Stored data

+ + + + + + +

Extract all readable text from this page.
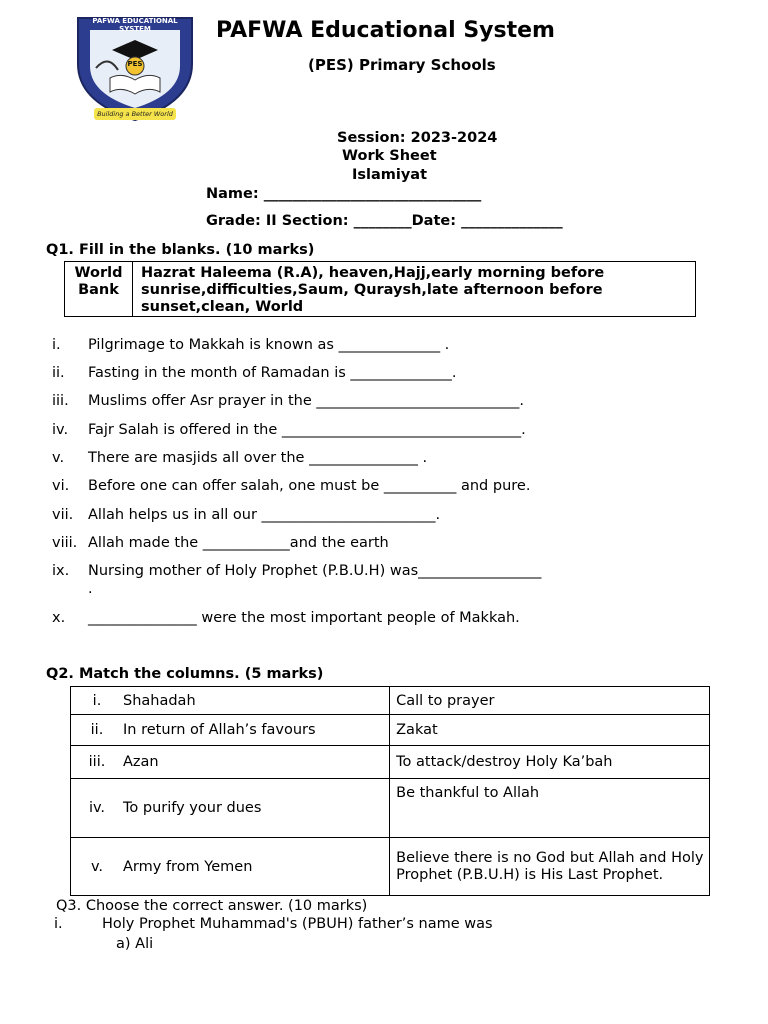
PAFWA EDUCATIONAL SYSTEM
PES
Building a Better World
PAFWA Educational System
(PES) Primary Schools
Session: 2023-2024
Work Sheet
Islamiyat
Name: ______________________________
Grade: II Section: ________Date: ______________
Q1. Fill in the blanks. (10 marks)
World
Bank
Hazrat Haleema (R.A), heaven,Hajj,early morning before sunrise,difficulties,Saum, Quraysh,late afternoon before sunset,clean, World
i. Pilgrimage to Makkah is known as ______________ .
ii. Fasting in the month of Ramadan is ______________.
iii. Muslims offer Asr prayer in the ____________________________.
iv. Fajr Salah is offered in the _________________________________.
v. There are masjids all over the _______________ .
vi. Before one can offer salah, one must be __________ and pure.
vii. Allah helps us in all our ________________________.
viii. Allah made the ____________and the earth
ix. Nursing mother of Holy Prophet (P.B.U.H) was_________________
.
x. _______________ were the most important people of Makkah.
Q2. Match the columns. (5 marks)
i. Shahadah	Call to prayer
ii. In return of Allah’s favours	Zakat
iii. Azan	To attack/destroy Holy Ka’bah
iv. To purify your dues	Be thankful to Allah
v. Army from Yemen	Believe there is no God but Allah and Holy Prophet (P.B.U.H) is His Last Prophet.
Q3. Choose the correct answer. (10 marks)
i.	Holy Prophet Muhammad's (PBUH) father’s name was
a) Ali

+ + + + + + +

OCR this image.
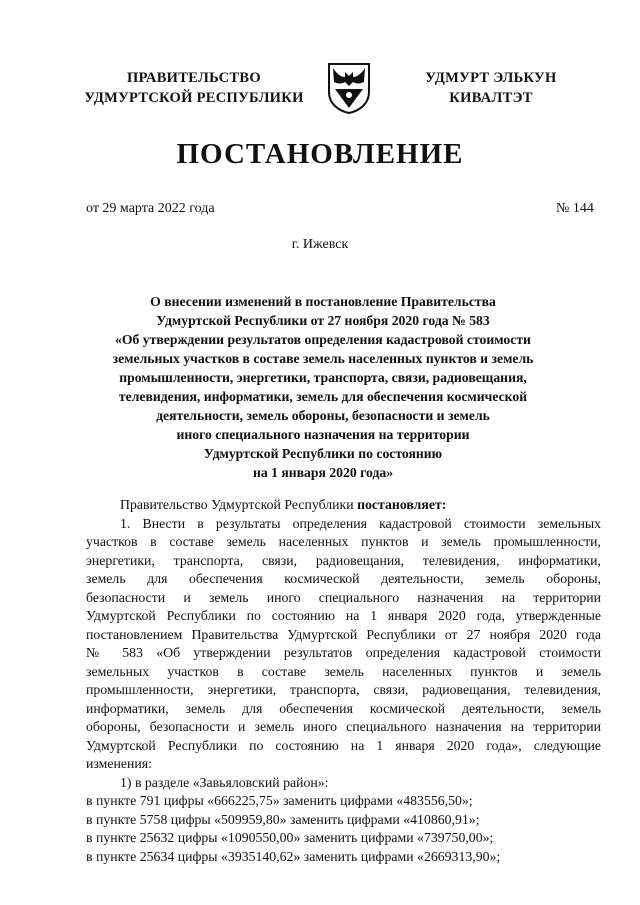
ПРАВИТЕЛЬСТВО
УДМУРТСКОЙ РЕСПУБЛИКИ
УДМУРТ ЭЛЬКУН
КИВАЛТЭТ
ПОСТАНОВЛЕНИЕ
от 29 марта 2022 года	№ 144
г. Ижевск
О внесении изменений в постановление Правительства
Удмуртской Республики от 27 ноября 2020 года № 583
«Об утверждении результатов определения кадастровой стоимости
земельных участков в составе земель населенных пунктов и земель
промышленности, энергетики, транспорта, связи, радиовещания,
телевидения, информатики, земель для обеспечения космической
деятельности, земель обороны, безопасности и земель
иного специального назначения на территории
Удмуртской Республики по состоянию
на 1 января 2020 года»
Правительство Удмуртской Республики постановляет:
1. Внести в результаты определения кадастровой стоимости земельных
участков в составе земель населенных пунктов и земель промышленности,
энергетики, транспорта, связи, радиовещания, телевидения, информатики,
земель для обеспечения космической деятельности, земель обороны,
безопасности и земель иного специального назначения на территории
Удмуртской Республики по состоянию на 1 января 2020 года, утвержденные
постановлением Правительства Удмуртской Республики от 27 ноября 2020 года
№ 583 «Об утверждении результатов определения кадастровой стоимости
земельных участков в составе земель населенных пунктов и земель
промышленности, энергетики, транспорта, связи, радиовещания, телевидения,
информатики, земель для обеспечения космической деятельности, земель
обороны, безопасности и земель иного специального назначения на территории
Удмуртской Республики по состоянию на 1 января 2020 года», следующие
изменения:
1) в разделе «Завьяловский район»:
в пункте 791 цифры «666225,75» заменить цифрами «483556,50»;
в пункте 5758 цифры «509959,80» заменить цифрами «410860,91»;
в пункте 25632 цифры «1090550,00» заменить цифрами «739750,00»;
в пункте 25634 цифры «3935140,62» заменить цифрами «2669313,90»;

+ + + + + + +

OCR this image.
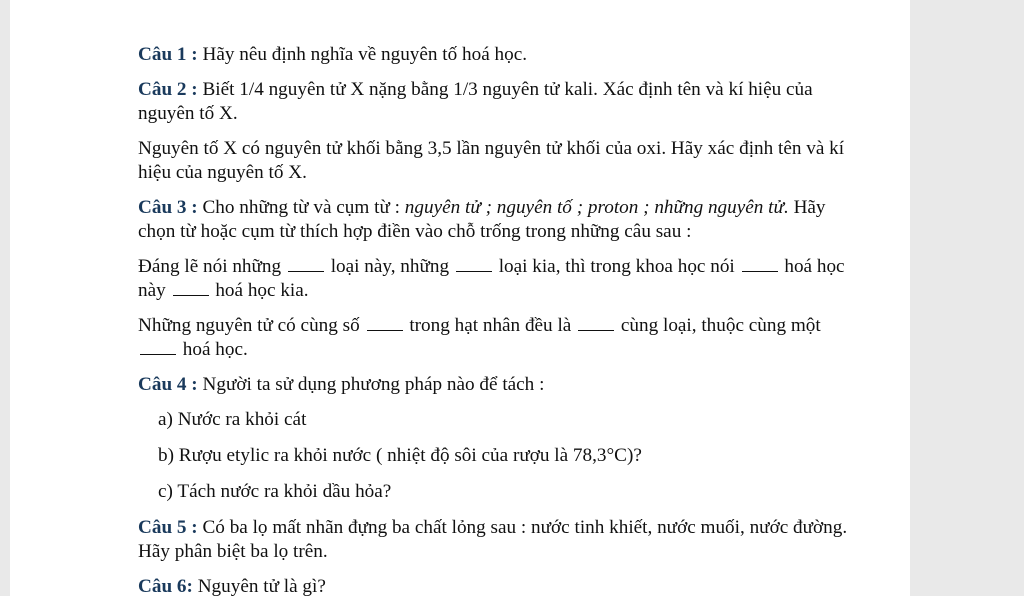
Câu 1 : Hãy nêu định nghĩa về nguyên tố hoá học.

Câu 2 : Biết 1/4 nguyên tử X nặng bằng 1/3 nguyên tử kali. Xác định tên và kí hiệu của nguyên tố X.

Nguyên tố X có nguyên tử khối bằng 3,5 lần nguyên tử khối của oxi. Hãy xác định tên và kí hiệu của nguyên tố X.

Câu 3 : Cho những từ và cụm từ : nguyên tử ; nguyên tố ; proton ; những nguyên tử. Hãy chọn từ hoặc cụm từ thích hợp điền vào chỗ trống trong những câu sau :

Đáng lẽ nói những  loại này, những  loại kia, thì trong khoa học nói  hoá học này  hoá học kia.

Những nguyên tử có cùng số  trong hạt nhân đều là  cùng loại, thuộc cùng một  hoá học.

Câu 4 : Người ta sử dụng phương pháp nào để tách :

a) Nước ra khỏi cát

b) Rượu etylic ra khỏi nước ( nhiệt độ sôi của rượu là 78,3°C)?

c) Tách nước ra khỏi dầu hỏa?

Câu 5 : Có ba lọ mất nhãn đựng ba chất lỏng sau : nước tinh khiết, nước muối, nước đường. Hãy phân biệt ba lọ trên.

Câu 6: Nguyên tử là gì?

+ + + + + + +

(WRITTEN INSTRUCTION): Select every line in the material above where the string "кадастровой" occurs, and copy it.

(IN RESPONSE):
«Об утверждении результатов определения кадастровой стоимости
1. Внести в результаты определения кадастровой стоимости земельных
№ 583 «Об утверждении результатов определения кадастровой стоимости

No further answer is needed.